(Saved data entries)
#####

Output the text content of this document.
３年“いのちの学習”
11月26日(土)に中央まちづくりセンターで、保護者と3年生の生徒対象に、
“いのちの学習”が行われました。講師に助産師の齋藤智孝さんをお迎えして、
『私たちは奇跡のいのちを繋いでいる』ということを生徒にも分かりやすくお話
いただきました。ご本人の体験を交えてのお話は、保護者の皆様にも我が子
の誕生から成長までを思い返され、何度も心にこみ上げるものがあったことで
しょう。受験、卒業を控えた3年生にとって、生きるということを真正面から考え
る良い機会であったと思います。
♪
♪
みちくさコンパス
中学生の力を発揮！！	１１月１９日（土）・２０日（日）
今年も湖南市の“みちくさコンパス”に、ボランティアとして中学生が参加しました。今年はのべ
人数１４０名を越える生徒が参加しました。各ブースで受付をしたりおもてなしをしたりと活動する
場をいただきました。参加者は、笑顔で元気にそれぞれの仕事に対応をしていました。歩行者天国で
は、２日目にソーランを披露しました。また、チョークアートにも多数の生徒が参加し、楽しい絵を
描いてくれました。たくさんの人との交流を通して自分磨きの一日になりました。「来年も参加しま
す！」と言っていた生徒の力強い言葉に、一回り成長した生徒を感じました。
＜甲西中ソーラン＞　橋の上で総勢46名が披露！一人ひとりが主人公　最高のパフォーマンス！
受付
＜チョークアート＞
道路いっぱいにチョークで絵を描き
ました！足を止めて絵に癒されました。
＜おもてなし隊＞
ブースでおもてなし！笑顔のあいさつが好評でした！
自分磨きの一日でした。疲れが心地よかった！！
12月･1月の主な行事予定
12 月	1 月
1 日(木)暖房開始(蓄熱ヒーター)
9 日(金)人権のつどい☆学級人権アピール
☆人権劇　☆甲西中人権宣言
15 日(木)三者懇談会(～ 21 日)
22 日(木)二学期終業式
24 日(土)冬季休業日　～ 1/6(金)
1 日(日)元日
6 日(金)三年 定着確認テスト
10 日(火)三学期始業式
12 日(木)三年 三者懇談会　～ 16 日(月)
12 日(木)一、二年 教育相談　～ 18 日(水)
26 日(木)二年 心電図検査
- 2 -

#####

The records above should be restated word for word, please.

> **Final result**
Output the text content of this document.
３年“いのちの学習”
11月26日(土)に中央まちづくりセンターで、保護者と3年生の生徒対象に、
“いのちの学習”が行われました。講師に助産師の齋藤智孝さんをお迎えして、
『私たちは奇跡のいのちを繋いでいる』ということを生徒にも分かりやすくお話
いただきました。ご本人の体験を交えてのお話は、保護者の皆様にも我が子
の誕生から成長までを思い返され、何度も心にこみ上げるものがあったことで
しょう。受験、卒業を控えた3年生にとって、生きるということを真正面から考え
る良い機会であったと思います。
♪
♪
みちくさコンパス
中学生の力を発揮！！	１１月１９日（土）・２０日（日）
今年も湖南市の“みちくさコンパス”に、ボランティアとして中学生が参加しました。今年はのべ
人数１４０名を越える生徒が参加しました。各ブースで受付をしたりおもてなしをしたりと活動する
場をいただきました。参加者は、笑顔で元気にそれぞれの仕事に対応をしていました。歩行者天国で
は、２日目にソーランを披露しました。また、チョークアートにも多数の生徒が参加し、楽しい絵を
描いてくれました。たくさんの人との交流を通して自分磨きの一日になりました。「来年も参加しま
す！」と言っていた生徒の力強い言葉に、一回り成長した生徒を感じました。
＜甲西中ソーラン＞　橋の上で総勢46名が披露！一人ひとりが主人公　最高のパフォーマンス！
受付
＜チョークアート＞
道路いっぱいにチョークで絵を描き
ました！足を止めて絵に癒されました。
＜おもてなし隊＞
ブースでおもてなし！笑顔のあいさつが好評でした！
自分磨きの一日でした。疲れが心地よかった！！
12月･1月の主な行事予定
12 月	1 月
1 日(木)暖房開始(蓄熱ヒーター)
9 日(金)人権のつどい☆学級人権アピール
☆人権劇　☆甲西中人権宣言
15 日(木)三者懇談会(～ 21 日)
22 日(木)二学期終業式
24 日(土)冬季休業日　～ 1/6(金)
1 日(日)元日
6 日(金)三年 定着確認テスト
10 日(火)三学期始業式
12 日(木)三年 三者懇談会　～ 16 日(月)
12 日(木)一、二年 教育相談　～ 18 日(水)
26 日(木)二年 心電図検査
- 2 -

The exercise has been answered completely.